*** Data to examine ***

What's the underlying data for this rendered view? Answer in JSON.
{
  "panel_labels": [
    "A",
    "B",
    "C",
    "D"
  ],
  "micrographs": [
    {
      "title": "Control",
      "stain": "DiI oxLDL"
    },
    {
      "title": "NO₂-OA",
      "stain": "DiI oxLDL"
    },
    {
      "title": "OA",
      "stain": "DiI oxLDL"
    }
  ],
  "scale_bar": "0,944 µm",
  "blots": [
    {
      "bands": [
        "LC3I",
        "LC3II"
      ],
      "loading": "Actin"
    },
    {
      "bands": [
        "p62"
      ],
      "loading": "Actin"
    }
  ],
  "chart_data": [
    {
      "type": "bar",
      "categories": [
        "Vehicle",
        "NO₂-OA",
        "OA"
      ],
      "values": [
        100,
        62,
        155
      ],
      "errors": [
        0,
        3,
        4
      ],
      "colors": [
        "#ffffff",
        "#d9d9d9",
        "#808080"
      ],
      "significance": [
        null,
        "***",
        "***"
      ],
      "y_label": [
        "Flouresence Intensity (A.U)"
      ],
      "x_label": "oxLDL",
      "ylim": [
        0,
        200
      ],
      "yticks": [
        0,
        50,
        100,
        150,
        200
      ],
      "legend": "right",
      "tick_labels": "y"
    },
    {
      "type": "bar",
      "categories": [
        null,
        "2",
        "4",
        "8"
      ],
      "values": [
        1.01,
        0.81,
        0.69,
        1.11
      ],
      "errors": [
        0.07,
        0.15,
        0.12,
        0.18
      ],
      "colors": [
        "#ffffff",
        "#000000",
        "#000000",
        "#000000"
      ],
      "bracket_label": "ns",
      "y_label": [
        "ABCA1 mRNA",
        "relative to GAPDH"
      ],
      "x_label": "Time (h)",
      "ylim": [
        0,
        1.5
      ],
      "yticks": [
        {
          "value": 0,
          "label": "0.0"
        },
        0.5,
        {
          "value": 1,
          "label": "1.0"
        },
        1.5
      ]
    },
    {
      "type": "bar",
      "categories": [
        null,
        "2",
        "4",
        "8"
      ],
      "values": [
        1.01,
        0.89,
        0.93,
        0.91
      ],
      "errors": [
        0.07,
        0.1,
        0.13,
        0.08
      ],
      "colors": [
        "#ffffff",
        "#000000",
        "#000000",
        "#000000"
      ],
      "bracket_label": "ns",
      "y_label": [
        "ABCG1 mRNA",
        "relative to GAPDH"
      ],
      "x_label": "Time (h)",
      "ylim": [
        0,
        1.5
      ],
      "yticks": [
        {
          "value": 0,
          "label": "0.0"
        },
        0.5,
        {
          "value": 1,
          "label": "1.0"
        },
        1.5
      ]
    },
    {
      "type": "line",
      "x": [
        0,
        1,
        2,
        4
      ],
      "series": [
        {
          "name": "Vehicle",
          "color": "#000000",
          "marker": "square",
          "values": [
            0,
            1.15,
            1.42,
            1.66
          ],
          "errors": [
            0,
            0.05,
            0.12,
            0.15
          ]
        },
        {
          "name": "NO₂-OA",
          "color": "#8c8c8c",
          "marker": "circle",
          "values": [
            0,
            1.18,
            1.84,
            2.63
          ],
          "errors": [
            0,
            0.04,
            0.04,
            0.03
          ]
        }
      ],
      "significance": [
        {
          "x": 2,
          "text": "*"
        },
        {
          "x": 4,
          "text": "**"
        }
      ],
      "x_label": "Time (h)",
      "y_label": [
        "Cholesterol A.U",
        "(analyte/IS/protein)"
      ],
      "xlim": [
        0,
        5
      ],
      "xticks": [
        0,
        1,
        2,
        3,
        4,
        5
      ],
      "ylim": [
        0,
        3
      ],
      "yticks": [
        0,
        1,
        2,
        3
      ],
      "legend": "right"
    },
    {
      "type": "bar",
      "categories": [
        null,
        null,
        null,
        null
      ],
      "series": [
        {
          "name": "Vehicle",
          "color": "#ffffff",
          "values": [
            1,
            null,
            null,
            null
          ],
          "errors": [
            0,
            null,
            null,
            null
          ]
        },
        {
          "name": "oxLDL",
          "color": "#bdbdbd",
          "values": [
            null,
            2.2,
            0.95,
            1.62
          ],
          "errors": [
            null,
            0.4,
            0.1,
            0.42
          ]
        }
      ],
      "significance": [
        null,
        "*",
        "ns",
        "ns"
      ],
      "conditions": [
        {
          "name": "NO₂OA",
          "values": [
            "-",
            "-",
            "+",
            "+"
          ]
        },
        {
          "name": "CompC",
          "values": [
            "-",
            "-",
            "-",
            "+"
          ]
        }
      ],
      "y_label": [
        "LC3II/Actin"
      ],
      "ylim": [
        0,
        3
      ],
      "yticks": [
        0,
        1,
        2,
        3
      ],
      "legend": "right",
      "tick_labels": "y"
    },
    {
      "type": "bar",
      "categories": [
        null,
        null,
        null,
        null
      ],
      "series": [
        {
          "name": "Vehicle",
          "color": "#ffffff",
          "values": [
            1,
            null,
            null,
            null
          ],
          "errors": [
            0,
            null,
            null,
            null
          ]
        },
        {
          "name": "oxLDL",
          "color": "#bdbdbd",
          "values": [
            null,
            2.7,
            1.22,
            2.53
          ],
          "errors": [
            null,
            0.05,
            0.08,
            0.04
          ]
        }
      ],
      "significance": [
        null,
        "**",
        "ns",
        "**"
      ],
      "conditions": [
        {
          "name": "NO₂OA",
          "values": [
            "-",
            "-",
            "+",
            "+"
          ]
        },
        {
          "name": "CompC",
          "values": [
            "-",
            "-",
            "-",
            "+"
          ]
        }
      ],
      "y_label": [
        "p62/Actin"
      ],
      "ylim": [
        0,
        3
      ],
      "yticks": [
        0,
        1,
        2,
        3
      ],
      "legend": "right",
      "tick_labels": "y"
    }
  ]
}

***
*** Data to examine ***

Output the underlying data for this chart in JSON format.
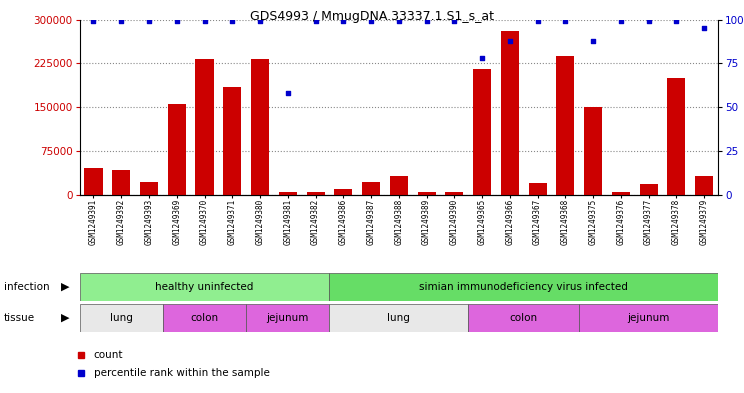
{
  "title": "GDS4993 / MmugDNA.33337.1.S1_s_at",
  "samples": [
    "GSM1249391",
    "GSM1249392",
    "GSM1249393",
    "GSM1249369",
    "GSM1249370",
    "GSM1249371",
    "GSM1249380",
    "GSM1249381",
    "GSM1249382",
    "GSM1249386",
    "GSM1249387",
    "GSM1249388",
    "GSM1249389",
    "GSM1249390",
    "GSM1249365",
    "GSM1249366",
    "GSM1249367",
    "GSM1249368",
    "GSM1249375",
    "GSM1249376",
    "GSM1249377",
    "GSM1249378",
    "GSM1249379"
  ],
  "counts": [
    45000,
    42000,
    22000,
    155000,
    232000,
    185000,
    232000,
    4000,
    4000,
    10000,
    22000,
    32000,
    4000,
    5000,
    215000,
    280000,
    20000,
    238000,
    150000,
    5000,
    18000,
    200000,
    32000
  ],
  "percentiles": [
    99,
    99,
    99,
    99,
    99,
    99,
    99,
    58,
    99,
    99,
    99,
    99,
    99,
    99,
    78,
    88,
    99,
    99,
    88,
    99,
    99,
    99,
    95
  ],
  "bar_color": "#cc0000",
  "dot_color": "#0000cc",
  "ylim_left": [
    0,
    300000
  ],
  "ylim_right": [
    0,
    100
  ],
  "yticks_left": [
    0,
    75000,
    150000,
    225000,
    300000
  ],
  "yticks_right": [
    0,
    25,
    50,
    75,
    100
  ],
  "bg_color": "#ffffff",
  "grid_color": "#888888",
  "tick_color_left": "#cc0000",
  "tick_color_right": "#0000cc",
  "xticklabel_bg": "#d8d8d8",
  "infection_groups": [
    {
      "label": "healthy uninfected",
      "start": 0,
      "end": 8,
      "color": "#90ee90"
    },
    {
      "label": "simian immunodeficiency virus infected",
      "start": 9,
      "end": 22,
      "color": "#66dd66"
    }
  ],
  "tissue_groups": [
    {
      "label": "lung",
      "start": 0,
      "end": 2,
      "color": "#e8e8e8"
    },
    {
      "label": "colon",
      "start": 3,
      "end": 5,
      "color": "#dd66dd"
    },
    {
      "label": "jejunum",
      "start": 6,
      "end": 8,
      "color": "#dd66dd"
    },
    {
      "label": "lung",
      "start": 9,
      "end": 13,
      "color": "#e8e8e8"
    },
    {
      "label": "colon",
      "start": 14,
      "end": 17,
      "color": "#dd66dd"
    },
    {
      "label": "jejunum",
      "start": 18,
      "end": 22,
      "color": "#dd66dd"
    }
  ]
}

***
*** Data to examine ***

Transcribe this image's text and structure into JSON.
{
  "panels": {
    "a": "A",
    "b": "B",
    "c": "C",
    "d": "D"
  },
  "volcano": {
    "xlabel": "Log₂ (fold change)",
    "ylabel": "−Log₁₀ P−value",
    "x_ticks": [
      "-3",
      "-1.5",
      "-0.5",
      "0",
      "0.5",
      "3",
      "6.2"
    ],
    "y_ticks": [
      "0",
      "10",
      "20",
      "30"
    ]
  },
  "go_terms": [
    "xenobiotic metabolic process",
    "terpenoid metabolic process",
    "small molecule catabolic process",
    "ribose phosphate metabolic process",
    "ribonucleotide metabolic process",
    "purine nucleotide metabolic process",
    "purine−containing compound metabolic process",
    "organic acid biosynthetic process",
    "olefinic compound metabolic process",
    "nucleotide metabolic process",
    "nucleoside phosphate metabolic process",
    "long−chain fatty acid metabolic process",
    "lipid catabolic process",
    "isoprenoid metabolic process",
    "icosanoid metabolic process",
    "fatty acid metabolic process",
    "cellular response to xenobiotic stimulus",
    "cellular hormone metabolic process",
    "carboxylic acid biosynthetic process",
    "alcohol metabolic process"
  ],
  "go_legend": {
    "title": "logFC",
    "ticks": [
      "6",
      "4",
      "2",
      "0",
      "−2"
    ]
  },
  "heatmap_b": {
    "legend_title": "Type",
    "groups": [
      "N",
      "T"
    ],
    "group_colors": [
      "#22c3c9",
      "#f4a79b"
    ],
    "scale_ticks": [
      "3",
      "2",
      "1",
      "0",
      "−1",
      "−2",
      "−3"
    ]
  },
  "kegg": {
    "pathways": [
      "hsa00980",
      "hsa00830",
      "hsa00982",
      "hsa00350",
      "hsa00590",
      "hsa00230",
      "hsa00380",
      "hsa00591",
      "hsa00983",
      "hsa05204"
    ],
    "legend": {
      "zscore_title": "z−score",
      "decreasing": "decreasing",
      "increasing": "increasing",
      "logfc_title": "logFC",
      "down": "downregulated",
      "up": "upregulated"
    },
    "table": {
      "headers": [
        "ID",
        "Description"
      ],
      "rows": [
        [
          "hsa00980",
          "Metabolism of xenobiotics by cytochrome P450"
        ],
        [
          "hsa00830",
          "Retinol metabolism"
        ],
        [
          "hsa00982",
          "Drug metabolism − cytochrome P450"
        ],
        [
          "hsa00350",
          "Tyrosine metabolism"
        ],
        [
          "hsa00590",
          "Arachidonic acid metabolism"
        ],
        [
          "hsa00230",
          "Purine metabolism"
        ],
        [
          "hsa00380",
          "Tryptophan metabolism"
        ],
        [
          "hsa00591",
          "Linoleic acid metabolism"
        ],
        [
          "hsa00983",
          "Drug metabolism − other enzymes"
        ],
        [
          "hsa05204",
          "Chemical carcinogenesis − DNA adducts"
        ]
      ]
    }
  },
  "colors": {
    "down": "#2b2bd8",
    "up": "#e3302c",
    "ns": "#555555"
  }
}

***

* [What the exercise asks]
Wherever the word "this" appears in the records above, copy that line.

* [Written response]
What's the underlying data for this rendered view? Answer in JSON.
Output the underlying data for this chart in JSON format.
Transcribe this image's text and structure into JSON.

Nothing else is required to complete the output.